Restate the entries below verbatim.

───── Extracted data ─────

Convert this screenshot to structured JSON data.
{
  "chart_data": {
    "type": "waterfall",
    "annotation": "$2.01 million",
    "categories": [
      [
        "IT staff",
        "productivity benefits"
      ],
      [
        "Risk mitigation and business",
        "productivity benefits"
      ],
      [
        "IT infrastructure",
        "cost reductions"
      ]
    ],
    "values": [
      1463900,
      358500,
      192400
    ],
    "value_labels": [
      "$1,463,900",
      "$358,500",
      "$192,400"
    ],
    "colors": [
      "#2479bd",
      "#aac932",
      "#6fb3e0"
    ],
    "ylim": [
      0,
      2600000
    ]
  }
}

─────

**Result of this task**
Convert this screenshot to structured JSON data.
{
  "chart_data": {
    "type": "waterfall",
    "annotation": "$2.01 million",
    "categories": [
      [
        "IT staff",
        "productivity benefits"
      ],
      [
        "Risk mitigation and business",
        "productivity benefits"
      ],
      [
        "IT infrastructure",
        "cost reductions"
      ]
    ],
    "values": [
      1463900,
      358500,
      192400
    ],
    "value_labels": [
      "$1,463,900",
      "$358,500",
      "$192,400"
    ],
    "colors": [
      "#2479bd",
      "#aac932",
      "#6fb3e0"
    ],
    "ylim": [
      0,
      2600000
    ]
  }
}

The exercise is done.